## What needs to be done:
Pick out the lines below with "nhóm" and list them.

## Given data:
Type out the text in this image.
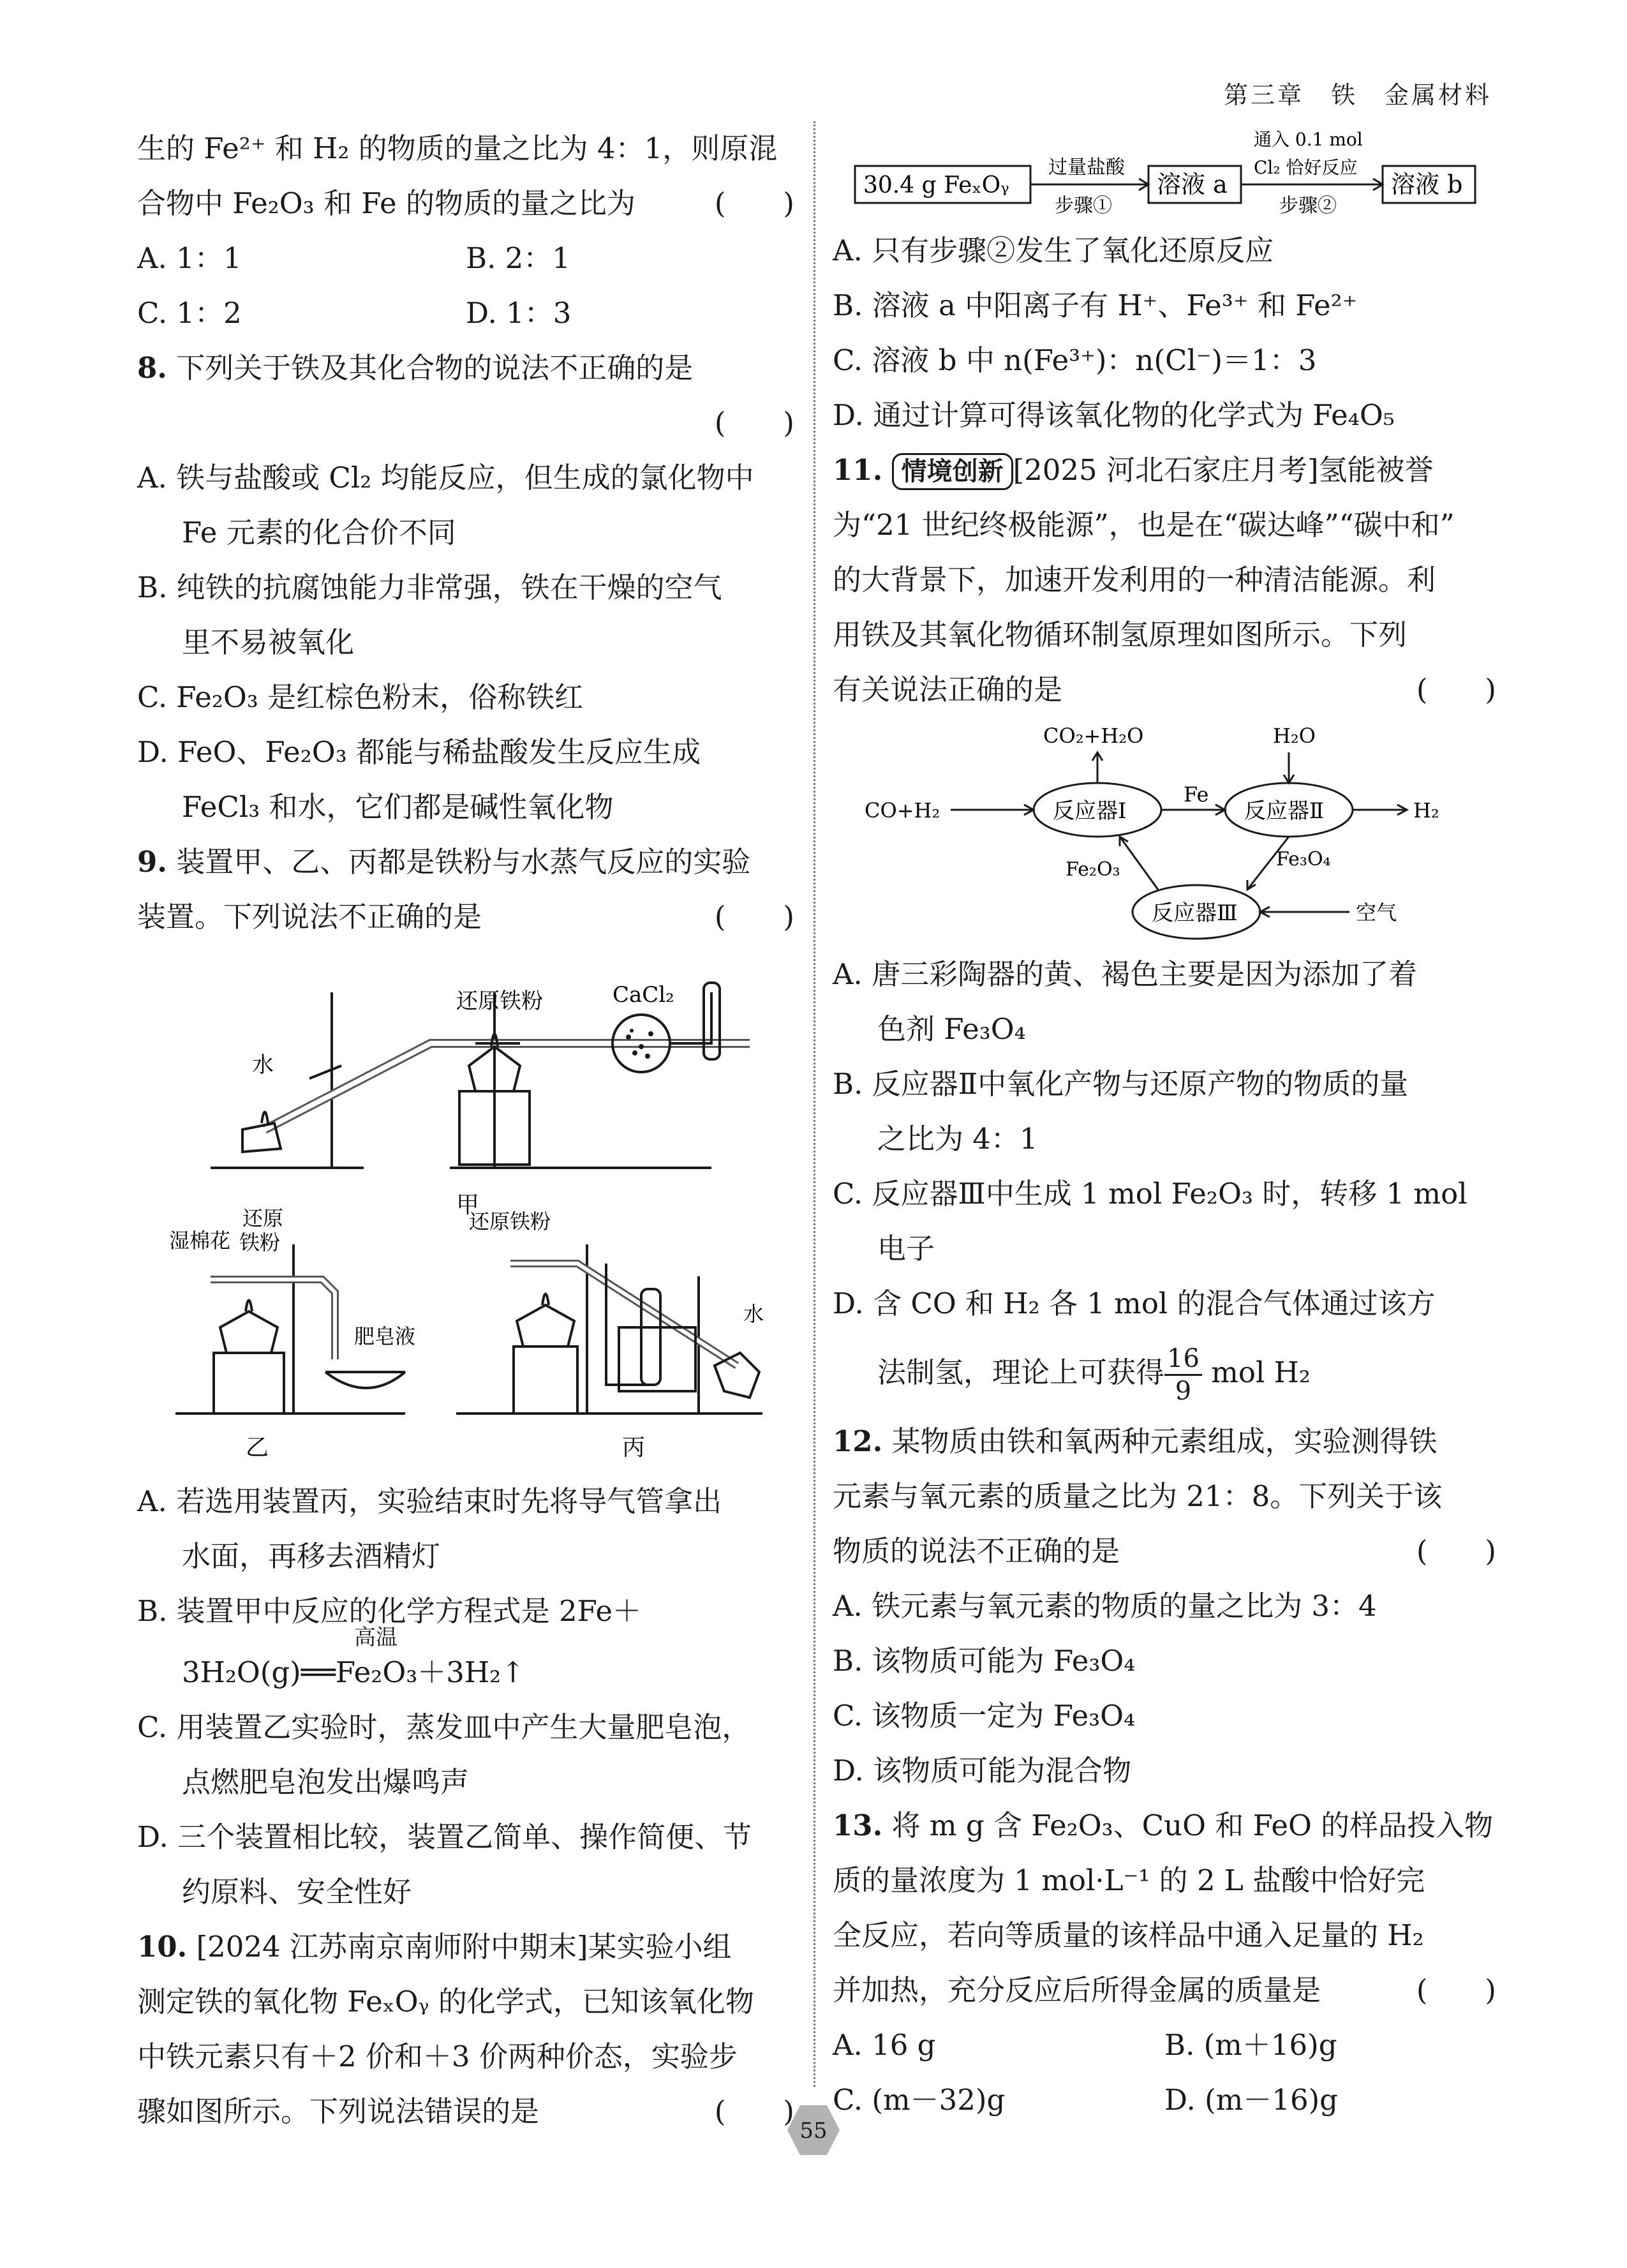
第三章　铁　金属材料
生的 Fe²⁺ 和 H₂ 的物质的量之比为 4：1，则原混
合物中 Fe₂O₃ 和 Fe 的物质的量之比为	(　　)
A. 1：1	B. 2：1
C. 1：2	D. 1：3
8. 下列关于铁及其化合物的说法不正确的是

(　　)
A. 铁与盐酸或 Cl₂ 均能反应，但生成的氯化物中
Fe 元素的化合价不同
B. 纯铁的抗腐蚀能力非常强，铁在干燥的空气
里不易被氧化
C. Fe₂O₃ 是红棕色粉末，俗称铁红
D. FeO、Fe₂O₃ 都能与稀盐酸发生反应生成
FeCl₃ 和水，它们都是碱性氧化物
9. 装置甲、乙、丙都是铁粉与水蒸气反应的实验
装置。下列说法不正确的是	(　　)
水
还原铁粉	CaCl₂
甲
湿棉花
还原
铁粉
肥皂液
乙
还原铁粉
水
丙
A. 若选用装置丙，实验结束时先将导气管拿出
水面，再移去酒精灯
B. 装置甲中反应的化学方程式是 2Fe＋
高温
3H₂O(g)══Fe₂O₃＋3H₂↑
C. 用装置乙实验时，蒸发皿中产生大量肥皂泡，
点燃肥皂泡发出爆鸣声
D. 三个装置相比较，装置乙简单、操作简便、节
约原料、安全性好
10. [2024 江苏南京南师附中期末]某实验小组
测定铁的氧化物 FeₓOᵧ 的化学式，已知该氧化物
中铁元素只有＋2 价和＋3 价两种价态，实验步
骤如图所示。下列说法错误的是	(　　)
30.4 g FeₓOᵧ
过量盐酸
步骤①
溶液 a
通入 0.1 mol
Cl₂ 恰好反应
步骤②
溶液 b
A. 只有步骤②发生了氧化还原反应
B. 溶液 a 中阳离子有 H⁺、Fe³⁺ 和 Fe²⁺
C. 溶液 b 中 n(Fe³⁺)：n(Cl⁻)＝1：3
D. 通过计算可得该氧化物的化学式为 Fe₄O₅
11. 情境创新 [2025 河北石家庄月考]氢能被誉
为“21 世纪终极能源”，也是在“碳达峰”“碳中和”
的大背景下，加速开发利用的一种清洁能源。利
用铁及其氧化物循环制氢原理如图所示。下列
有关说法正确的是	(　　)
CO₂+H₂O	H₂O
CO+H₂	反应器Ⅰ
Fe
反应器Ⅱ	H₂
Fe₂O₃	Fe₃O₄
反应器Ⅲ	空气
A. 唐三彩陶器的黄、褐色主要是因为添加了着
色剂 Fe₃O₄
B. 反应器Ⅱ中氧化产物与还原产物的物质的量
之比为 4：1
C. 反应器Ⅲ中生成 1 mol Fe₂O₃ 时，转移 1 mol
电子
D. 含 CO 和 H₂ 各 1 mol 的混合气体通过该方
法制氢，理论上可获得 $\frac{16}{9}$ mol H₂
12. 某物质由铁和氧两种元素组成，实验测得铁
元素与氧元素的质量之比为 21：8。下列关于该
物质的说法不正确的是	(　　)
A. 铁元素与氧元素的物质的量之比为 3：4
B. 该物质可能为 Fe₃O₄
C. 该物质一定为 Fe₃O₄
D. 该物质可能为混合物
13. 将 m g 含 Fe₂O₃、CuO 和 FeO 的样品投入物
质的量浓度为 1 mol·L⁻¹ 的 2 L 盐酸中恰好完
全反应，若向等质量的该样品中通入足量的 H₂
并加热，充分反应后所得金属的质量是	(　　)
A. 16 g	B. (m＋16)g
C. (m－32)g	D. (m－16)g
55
--
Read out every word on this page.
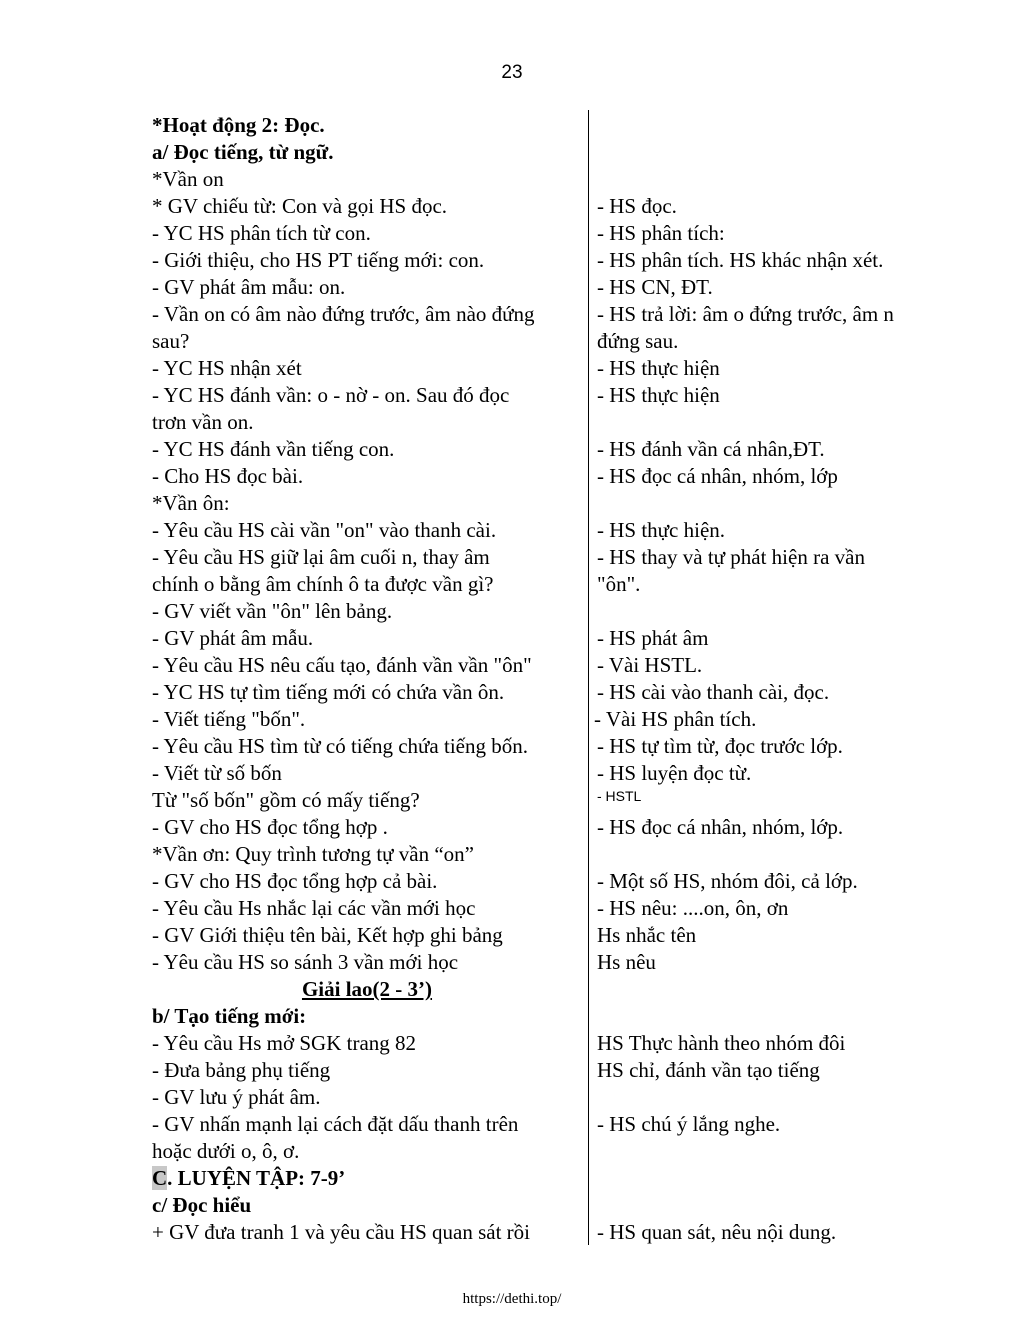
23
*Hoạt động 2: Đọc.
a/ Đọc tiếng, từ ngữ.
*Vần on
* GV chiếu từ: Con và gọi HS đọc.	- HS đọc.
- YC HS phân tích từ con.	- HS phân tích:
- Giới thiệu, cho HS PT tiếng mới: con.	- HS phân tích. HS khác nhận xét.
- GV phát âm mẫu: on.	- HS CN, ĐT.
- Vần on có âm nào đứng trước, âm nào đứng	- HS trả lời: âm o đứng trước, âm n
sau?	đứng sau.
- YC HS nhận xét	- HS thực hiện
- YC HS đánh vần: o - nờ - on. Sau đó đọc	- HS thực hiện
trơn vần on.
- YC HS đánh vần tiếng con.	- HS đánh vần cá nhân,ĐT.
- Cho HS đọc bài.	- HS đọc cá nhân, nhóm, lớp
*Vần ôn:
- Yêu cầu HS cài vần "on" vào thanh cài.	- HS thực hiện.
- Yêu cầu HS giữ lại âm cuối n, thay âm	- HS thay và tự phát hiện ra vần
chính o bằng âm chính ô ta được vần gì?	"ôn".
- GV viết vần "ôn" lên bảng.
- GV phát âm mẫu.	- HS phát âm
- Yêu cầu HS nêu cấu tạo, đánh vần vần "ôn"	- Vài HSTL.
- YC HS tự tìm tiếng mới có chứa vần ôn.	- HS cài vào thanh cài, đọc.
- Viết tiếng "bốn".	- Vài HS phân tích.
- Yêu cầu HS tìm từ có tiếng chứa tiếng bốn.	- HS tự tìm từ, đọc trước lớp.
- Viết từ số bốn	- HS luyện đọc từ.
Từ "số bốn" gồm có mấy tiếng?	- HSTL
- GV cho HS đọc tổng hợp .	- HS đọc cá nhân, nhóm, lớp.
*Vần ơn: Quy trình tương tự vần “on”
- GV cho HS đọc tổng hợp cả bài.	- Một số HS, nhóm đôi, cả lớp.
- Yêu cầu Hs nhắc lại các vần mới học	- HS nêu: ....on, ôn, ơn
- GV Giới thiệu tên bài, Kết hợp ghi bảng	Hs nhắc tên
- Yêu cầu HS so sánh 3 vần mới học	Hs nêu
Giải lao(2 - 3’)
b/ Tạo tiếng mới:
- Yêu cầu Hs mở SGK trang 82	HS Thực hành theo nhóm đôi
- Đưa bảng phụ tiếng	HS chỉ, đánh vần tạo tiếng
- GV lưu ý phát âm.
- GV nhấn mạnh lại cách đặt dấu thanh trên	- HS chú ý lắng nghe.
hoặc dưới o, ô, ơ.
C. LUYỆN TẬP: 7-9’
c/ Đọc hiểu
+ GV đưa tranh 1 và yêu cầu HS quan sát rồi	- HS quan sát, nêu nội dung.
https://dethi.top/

## Solution to this task:
- Cho HS đọc bài.	- HS đọc cá nhân, nhóm, lớp
- GV cho HS đọc tổng hợp .	- HS đọc cá nhân, nhóm, lớp.
- GV cho HS đọc tổng hợp cả bài.	- Một số HS, nhóm đôi, cả lớp.
- Yêu cầu Hs mở SGK trang 82	HS Thực hành theo nhóm đôi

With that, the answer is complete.